**Work instructions**
Take the data that follows and retype it word for word.

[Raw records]
--------------------
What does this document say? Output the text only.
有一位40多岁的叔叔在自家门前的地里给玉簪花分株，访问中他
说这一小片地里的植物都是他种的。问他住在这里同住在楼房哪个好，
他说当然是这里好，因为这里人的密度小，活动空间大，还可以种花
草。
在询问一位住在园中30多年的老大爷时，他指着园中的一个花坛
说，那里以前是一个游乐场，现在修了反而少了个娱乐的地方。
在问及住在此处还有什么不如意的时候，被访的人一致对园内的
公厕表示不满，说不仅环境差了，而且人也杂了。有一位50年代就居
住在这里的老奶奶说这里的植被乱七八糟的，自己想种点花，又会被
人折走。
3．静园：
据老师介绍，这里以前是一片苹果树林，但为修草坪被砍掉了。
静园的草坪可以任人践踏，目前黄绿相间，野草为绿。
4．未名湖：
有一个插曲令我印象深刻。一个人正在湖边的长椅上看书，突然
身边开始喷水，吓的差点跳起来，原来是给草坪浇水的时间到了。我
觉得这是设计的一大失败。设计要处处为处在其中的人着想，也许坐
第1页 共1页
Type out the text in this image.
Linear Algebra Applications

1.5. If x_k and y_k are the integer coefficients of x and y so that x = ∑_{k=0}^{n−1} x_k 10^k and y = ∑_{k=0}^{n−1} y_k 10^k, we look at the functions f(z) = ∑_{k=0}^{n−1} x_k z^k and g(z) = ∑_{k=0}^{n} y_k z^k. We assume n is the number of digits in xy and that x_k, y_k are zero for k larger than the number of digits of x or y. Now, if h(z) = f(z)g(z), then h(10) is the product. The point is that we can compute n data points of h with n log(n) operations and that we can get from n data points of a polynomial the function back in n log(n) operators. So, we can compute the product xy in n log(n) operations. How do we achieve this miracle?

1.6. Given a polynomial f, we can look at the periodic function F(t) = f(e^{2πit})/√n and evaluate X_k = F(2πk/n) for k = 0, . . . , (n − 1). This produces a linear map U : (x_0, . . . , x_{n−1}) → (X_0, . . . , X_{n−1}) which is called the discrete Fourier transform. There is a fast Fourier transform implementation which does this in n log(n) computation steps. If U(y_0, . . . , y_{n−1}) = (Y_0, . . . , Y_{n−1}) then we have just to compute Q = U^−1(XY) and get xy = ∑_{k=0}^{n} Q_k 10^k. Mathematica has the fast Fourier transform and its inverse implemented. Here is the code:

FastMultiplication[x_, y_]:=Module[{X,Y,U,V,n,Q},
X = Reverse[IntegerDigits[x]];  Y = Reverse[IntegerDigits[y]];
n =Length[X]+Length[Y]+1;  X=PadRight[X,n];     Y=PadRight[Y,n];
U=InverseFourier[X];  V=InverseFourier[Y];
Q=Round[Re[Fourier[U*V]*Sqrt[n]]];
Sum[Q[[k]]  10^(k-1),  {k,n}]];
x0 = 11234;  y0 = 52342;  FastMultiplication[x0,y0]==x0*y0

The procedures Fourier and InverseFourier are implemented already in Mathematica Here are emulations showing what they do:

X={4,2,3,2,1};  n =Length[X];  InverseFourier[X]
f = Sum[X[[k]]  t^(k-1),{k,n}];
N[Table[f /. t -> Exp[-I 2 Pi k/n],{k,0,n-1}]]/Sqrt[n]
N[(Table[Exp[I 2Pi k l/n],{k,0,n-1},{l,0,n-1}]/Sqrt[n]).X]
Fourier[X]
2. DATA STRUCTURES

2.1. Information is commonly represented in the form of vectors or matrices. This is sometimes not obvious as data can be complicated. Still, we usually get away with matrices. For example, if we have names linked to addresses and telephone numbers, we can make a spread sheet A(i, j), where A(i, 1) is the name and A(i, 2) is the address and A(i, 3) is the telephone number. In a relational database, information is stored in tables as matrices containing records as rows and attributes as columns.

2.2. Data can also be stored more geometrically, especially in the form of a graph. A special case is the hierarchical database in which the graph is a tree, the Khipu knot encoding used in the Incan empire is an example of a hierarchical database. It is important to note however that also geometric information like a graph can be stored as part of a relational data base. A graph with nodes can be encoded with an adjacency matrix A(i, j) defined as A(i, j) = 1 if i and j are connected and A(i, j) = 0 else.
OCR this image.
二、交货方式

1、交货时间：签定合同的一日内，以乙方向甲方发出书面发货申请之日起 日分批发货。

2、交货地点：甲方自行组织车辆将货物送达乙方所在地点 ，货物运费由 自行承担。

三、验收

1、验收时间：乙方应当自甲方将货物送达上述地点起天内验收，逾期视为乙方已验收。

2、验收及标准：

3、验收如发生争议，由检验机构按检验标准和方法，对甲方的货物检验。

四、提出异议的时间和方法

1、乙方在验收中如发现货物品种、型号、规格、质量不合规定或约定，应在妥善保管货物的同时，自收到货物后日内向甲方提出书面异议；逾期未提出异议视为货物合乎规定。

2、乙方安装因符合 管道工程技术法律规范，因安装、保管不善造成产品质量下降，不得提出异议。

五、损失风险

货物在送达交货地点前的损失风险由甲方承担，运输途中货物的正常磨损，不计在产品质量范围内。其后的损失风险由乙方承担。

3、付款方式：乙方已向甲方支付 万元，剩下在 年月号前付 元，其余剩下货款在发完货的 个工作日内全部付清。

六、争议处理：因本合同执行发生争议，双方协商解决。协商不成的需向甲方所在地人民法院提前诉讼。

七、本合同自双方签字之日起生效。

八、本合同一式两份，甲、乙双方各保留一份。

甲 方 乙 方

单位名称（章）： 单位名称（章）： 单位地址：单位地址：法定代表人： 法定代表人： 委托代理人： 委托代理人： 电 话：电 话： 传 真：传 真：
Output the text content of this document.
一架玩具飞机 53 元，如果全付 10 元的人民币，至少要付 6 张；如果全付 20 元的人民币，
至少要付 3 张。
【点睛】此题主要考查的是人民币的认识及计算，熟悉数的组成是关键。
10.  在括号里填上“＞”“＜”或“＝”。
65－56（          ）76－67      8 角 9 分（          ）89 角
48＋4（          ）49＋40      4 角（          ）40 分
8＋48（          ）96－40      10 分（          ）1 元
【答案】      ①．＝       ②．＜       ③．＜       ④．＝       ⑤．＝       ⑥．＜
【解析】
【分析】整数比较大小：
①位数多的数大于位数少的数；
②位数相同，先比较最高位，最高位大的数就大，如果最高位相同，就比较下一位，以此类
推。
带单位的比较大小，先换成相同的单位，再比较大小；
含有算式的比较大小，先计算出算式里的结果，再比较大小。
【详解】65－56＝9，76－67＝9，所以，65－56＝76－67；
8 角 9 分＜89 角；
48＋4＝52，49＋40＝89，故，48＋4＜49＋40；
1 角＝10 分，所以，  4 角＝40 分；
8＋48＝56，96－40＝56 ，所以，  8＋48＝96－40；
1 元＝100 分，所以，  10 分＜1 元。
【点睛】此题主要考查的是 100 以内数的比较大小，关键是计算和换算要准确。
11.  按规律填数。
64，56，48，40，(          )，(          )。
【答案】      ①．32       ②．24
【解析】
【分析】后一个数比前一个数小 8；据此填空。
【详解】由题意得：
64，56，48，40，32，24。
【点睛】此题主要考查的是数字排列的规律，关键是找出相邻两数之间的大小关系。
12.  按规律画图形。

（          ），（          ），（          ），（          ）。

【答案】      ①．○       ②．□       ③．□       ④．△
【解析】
--------------------
**Correct response**
What does this document say? Output the text only.
有一位40多岁的叔叔在自家门前的地里给玉簪花分株，访问中他
说这一小片地里的植物都是他种的。问他住在这里同住在楼房哪个好，
他说当然是这里好，因为这里人的密度小，活动空间大，还可以种花
草。
在询问一位住在园中30多年的老大爷时，他指着园中的一个花坛
说，那里以前是一个游乐场，现在修了反而少了个娱乐的地方。
在问及住在此处还有什么不如意的时候，被访的人一致对园内的
公厕表示不满，说不仅环境差了，而且人也杂了。有一位50年代就居
住在这里的老奶奶说这里的植被乱七八糟的，自己想种点花，又会被
人折走。
3．静园：
据老师介绍，这里以前是一片苹果树林，但为修草坪被砍掉了。
静园的草坪可以任人践踏，目前黄绿相间，野草为绿。
4．未名湖：
有一个插曲令我印象深刻。一个人正在湖边的长椅上看书，突然
身边开始喷水，吓的差点跳起来，原来是给草坪浇水的时间到了。我
觉得这是设计的一大失败。设计要处处为处在其中的人着想，也许坐
第1页 共1页
Type out the text in this image.
Linear Algebra Applications

1.5. If x_k and y_k are the integer coefficients of x and y so that x = ∑_{k=0}^{n−1} x_k 10^k and y = ∑_{k=0}^{n−1} y_k 10^k, we look at the functions f(z) = ∑_{k=0}^{n−1} x_k z^k and g(z) = ∑_{k=0}^{n} y_k z^k. We assume n is the number of digits in xy and that x_k, y_k are zero for k larger than the number of digits of x or y. Now, if h(z) = f(z)g(z), then h(10) is the product. The point is that we can compute n data points of h with n log(n) operations and that we can get from n data points of a polynomial the function back in n log(n) operators. So, we can compute the product xy in n log(n) operations. How do we achieve this miracle?

1.6. Given a polynomial f, we can look at the periodic function F(t) = f(e^{2πit})/√n and evaluate X_k = F(2πk/n) for k = 0, . . . , (n − 1). This produces a linear map U : (x_0, . . . , x_{n−1}) → (X_0, . . . , X_{n−1}) which is called the discrete Fourier transform. There is a fast Fourier transform implementation which does this in n log(n) computation steps. If U(y_0, . . . , y_{n−1}) = (Y_0, . . . , Y_{n−1}) then we have just to compute Q = U^−1(XY) and get xy = ∑_{k=0}^{n} Q_k 10^k. Mathematica has the fast Fourier transform and its inverse implemented. Here is the code:

FastMultiplication[x_, y_]:=Module[{X,Y,U,V,n,Q},
X = Reverse[IntegerDigits[x]];  Y = Reverse[IntegerDigits[y]];
n =Length[X]+Length[Y]+1;  X=PadRight[X,n];     Y=PadRight[Y,n];
U=InverseFourier[X];  V=InverseFourier[Y];
Q=Round[Re[Fourier[U*V]*Sqrt[n]]];
Sum[Q[[k]]  10^(k-1),  {k,n}]];
x0 = 11234;  y0 = 52342;  FastMultiplication[x0,y0]==x0*y0

The procedures Fourier and InverseFourier are implemented already in Mathematica Here are emulations showing what they do:

X={4,2,3,2,1};  n =Length[X];  InverseFourier[X]
f = Sum[X[[k]]  t^(k-1),{k,n}];
N[Table[f /. t -> Exp[-I 2 Pi k/n],{k,0,n-1}]]/Sqrt[n]
N[(Table[Exp[I 2Pi k l/n],{k,0,n-1},{l,0,n-1}]/Sqrt[n]).X]
Fourier[X]
2. DATA STRUCTURES

2.1. Information is commonly represented in the form of vectors or matrices. This is sometimes not obvious as data can be complicated. Still, we usually get away with matrices. For example, if we have names linked to addresses and telephone numbers, we can make a spread sheet A(i, j), where A(i, 1) is the name and A(i, 2) is the address and A(i, 3) is the telephone number. In a relational database, information is stored in tables as matrices containing records as rows and attributes as columns.

2.2. Data can also be stored more geometrically, especially in the form of a graph. A special case is the hierarchical database in which the graph is a tree, the Khipu knot encoding used in the Incan empire is an example of a hierarchical database. It is important to note however that also geometric information like a graph can be stored as part of a relational data base. A graph with nodes can be encoded with an adjacency matrix A(i, j) defined as A(i, j) = 1 if i and j are connected and A(i, j) = 0 else.
OCR this image.
二、交货方式

1、交货时间：签定合同的一日内，以乙方向甲方发出书面发货申请之日起 日分批发货。

2、交货地点：甲方自行组织车辆将货物送达乙方所在地点 ，货物运费由 自行承担。

三、验收

1、验收时间：乙方应当自甲方将货物送达上述地点起天内验收，逾期视为乙方已验收。

2、验收及标准：

3、验收如发生争议，由检验机构按检验标准和方法，对甲方的货物检验。

四、提出异议的时间和方法

1、乙方在验收中如发现货物品种、型号、规格、质量不合规定或约定，应在妥善保管货物的同时，自收到货物后日内向甲方提出书面异议；逾期未提出异议视为货物合乎规定。

2、乙方安装因符合 管道工程技术法律规范，因安装、保管不善造成产品质量下降，不得提出异议。

五、损失风险

货物在送达交货地点前的损失风险由甲方承担，运输途中货物的正常磨损，不计在产品质量范围内。其后的损失风险由乙方承担。

3、付款方式：乙方已向甲方支付 万元，剩下在 年月号前付 元，其余剩下货款在发完货的 个工作日内全部付清。

六、争议处理：因本合同执行发生争议，双方协商解决。协商不成的需向甲方所在地人民法院提前诉讼。

七、本合同自双方签字之日起生效。

八、本合同一式两份，甲、乙双方各保留一份。

甲 方 乙 方

单位名称（章）： 单位名称（章）： 单位地址：单位地址：法定代表人： 法定代表人： 委托代理人： 委托代理人： 电 话：电 话： 传 真：传 真：
Output the text content of this document.
一架玩具飞机 53 元，如果全付 10 元的人民币，至少要付 6 张；如果全付 20 元的人民币，
至少要付 3 张。
【点睛】此题主要考查的是人民币的认识及计算，熟悉数的组成是关键。
10.  在括号里填上“＞”“＜”或“＝”。
65－56（          ）76－67      8 角 9 分（          ）89 角
48＋4（          ）49＋40      4 角（          ）40 分
8＋48（          ）96－40      10 分（          ）1 元
【答案】      ①．＝       ②．＜       ③．＜       ④．＝       ⑤．＝       ⑥．＜
【解析】
【分析】整数比较大小：
①位数多的数大于位数少的数；
②位数相同，先比较最高位，最高位大的数就大，如果最高位相同，就比较下一位，以此类
推。
带单位的比较大小，先换成相同的单位，再比较大小；
含有算式的比较大小，先计算出算式里的结果，再比较大小。
【详解】65－56＝9，76－67＝9，所以，65－56＝76－67；
8 角 9 分＜89 角；
48＋4＝52，49＋40＝89，故，48＋4＜49＋40；
1 角＝10 分，所以，  4 角＝40 分；
8＋48＝56，96－40＝56 ，所以，  8＋48＝96－40；
1 元＝100 分，所以，  10 分＜1 元。
【点睛】此题主要考查的是 100 以内数的比较大小，关键是计算和换算要准确。
11.  按规律填数。
64，56，48，40，(          )，(          )。
【答案】      ①．32       ②．24
【解析】
【分析】后一个数比前一个数小 8；据此填空。
【详解】由题意得：
64，56，48，40，32，24。
【点睛】此题主要考查的是数字排列的规律，关键是找出相邻两数之间的大小关系。
12.  按规律画图形。

（          ），（          ），（          ），（          ）。

【答案】      ①．○       ②．□       ③．□       ④．△
【解析】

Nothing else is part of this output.